### STATED TASK
Reproduce the entire listing below line for line, with no changes.

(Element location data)
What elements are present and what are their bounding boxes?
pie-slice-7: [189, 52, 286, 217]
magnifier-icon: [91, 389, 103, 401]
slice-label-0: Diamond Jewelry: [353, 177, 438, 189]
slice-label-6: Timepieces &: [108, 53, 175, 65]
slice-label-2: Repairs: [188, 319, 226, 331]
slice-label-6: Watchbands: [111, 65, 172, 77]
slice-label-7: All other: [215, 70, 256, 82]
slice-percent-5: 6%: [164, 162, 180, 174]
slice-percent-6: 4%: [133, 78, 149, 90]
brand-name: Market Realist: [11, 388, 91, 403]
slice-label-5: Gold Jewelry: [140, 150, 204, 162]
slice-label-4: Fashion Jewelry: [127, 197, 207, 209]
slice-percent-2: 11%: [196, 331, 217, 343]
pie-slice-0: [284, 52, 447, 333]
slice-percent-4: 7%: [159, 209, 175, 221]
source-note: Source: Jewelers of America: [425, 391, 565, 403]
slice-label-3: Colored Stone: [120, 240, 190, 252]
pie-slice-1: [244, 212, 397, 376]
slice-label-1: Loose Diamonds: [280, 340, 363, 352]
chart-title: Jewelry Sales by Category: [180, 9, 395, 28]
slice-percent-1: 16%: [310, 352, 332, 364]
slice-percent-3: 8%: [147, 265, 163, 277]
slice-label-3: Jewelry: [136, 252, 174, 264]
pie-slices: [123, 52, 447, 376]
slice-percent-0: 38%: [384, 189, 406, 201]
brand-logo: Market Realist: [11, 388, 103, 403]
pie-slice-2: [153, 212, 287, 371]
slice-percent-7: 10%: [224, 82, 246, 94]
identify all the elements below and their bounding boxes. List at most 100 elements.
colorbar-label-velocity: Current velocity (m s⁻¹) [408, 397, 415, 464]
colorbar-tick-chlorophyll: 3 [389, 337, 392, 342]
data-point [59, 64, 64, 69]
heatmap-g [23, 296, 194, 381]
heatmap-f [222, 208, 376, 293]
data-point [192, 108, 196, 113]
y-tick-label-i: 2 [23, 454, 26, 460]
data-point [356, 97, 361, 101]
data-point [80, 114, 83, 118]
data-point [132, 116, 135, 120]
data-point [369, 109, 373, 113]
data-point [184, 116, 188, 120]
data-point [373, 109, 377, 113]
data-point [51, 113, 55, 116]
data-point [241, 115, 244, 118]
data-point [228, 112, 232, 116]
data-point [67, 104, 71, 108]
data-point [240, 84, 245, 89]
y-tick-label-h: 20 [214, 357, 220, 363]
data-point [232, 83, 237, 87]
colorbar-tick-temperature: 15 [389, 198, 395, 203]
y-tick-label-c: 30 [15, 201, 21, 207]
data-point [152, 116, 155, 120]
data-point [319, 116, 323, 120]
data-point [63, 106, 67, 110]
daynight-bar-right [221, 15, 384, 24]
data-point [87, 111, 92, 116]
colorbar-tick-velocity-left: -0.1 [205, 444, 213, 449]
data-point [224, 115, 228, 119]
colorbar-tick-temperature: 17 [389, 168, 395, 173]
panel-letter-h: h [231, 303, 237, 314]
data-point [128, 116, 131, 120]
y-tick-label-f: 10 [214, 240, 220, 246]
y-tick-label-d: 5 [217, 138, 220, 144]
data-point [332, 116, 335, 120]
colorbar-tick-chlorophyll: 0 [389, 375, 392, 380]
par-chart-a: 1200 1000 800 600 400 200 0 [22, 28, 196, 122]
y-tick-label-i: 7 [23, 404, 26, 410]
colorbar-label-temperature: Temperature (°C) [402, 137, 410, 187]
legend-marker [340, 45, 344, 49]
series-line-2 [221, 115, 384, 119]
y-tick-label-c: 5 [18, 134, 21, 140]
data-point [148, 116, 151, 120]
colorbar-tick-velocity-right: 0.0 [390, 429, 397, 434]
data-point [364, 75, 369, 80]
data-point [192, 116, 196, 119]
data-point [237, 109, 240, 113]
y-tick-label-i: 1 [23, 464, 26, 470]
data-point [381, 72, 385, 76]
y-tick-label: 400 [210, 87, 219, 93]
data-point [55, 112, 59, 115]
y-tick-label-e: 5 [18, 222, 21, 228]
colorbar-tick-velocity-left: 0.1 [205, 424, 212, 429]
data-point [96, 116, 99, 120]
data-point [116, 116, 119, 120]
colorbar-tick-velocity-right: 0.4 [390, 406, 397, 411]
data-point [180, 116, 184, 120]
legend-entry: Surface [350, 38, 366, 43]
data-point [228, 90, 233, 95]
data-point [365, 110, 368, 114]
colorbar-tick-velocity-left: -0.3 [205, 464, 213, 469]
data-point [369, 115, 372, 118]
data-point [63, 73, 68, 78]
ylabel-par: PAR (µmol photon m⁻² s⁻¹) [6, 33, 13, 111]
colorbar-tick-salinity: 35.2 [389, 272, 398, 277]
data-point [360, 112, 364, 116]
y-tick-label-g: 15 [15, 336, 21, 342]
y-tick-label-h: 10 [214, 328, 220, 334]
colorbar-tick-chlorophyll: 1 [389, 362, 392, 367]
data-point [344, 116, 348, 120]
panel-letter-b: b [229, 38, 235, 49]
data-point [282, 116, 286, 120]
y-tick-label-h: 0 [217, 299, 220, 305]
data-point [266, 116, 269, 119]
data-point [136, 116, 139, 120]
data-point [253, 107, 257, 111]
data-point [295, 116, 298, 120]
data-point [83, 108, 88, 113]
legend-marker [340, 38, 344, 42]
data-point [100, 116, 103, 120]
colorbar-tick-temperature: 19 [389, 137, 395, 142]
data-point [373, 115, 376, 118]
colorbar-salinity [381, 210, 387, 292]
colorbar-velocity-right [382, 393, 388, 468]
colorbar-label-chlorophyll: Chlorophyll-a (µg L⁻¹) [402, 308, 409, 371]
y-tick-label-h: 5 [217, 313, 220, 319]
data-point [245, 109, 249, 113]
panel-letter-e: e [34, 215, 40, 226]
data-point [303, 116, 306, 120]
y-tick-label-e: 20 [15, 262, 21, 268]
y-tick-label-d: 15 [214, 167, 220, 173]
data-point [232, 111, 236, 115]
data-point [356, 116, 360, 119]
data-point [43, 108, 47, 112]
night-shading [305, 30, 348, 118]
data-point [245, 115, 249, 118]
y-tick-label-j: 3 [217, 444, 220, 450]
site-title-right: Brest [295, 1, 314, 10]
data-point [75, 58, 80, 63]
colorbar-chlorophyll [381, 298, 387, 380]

### EXPECTED OUTPUT
What elements are present and what are their bounding boxes?
pie-slice-7: [189, 52, 286, 217]
magnifier-icon: [91, 389, 103, 401]
slice-label-0: Diamond Jewelry: [353, 177, 438, 189]
slice-label-6: Timepieces &: [108, 53, 175, 65]
slice-label-2: Repairs: [188, 319, 226, 331]
slice-label-6: Watchbands: [111, 65, 172, 77]
slice-label-7: All other: [215, 70, 256, 82]
slice-percent-5: 6%: [164, 162, 180, 174]
slice-percent-6: 4%: [133, 78, 149, 90]
brand-name: Market Realist: [11, 388, 91, 403]
slice-label-5: Gold Jewelry: [140, 150, 204, 162]
slice-label-4: Fashion Jewelry: [127, 197, 207, 209]
slice-percent-2: 11%: [196, 331, 217, 343]
pie-slice-0: [284, 52, 447, 333]
slice-percent-4: 7%: [159, 209, 175, 221]
source-note: Source: Jewelers of America: [425, 391, 565, 403]
slice-label-3: Colored Stone: [120, 240, 190, 252]
pie-slice-1: [244, 212, 397, 376]
slice-label-1: Loose Diamonds: [280, 340, 363, 352]
chart-title: Jewelry Sales by Category: [180, 9, 395, 28]
slice-percent-1: 16%: [310, 352, 332, 364]
slice-percent-3: 8%: [147, 265, 163, 277]
slice-label-3: Jewelry: [136, 252, 174, 264]
pie-slices: [123, 52, 447, 376]
slice-percent-0: 38%: [384, 189, 406, 201]
brand-logo: Market Realist: [11, 388, 103, 403]
pie-slice-2: [153, 212, 287, 371]
slice-percent-7: 10%: [224, 82, 246, 94]
identify all the elements below and their bounding boxes. List at most 100 elements.
colorbar-label-velocity: Current velocity (m s⁻¹) [408, 397, 415, 464]
colorbar-tick-chlorophyll: 3 [389, 337, 392, 342]
data-point [59, 64, 64, 69]
heatmap-g [23, 296, 194, 381]
heatmap-f [222, 208, 376, 293]
data-point [192, 108, 196, 113]
y-tick-label-i: 2 [23, 454, 26, 460]
data-point [356, 97, 361, 101]
data-point [80, 114, 83, 118]
data-point [132, 116, 135, 120]
data-point [369, 109, 373, 113]
data-point [184, 116, 188, 120]
data-point [373, 109, 377, 113]
data-point [51, 113, 55, 116]
data-point [241, 115, 244, 118]
data-point [228, 112, 232, 116]
data-point [67, 104, 71, 108]
data-point [240, 84, 245, 89]
y-tick-label-h: 20 [214, 357, 220, 363]
data-point [232, 83, 237, 87]
colorbar-tick-temperature: 15 [389, 198, 395, 203]
y-tick-label-c: 30 [15, 201, 21, 207]
data-point [152, 116, 155, 120]
data-point [319, 116, 323, 120]
data-point [63, 106, 67, 110]
daynight-bar-right [221, 15, 384, 24]
data-point [87, 111, 92, 116]
colorbar-tick-velocity-left: -0.1 [205, 444, 213, 449]
data-point [224, 115, 228, 119]
colorbar-tick-temperature: 17 [389, 168, 395, 173]
panel-letter-h: h [231, 303, 237, 314]
data-point [128, 116, 131, 120]
y-tick-label-f: 10 [214, 240, 220, 246]
y-tick-label-d: 5 [217, 138, 220, 144]
data-point [332, 116, 335, 120]
colorbar-tick-chlorophyll: 0 [389, 375, 392, 380]
par-chart-a: 1200 1000 800 600 400 200 0 [22, 28, 196, 122]
y-tick-label-i: 7 [23, 404, 26, 410]
colorbar-label-temperature: Temperature (°C) [402, 137, 410, 187]
legend-marker [340, 45, 344, 49]
series-line-2 [221, 115, 384, 119]
y-tick-label-c: 5 [18, 134, 21, 140]
data-point [148, 116, 151, 120]
colorbar-tick-velocity-right: 0.0 [390, 429, 397, 434]
data-point [364, 75, 369, 80]
data-point [192, 116, 196, 119]
data-point [237, 109, 240, 113]
y-tick-label-i: 1 [23, 464, 26, 470]
data-point [381, 72, 385, 76]
y-tick-label: 400 [210, 87, 219, 93]
data-point [55, 112, 59, 115]
y-tick-label-e: 5 [18, 222, 21, 228]
colorbar-tick-velocity-left: 0.1 [205, 424, 212, 429]
data-point [96, 116, 99, 120]
data-point [116, 116, 119, 120]
colorbar-tick-velocity-right: 0.4 [390, 406, 397, 411]
data-point [180, 116, 184, 120]
legend-entry: Surface [350, 38, 366, 43]
data-point [228, 90, 233, 95]
data-point [365, 110, 368, 114]
colorbar-tick-velocity-left: -0.3 [205, 464, 213, 469]
data-point [369, 115, 372, 118]
data-point [63, 73, 68, 78]
ylabel-par: PAR (µmol photon m⁻² s⁻¹) [6, 33, 13, 111]
colorbar-tick-salinity: 35.2 [389, 272, 398, 277]
data-point [360, 112, 364, 116]
y-tick-label-g: 15 [15, 336, 21, 342]
y-tick-label-h: 10 [214, 328, 220, 334]
colorbar-tick-chlorophyll: 1 [389, 362, 392, 367]
data-point [344, 116, 348, 120]
panel-letter-b: b [229, 38, 235, 49]
data-point [282, 116, 286, 120]
y-tick-label-h: 0 [217, 299, 220, 305]
data-point [266, 116, 269, 119]
data-point [136, 116, 139, 120]
data-point [253, 107, 257, 111]
data-point [295, 116, 298, 120]
data-point [83, 108, 88, 113]
legend-marker [340, 38, 344, 42]
data-point [100, 116, 103, 120]
colorbar-tick-temperature: 19 [389, 137, 395, 142]
data-point [373, 115, 376, 118]
colorbar-salinity [381, 210, 387, 292]
colorbar-velocity-right [382, 393, 388, 468]
colorbar-label-chlorophyll: Chlorophyll-a (µg L⁻¹) [402, 308, 409, 371]
y-tick-label-h: 5 [217, 313, 220, 319]
data-point [245, 109, 249, 113]
panel-letter-e: e [34, 215, 40, 226]
data-point [303, 116, 306, 120]
y-tick-label-e: 20 [15, 262, 21, 268]
y-tick-label-d: 15 [214, 167, 220, 173]
data-point [232, 111, 236, 115]
data-point [356, 116, 360, 119]
data-point [43, 108, 47, 112]
night-shading [305, 30, 348, 118]
data-point [245, 115, 249, 118]
y-tick-label-j: 3 [217, 444, 220, 450]
site-title-right: Brest [295, 1, 314, 10]
data-point [75, 58, 80, 63]
colorbar-chlorophyll [381, 298, 387, 380]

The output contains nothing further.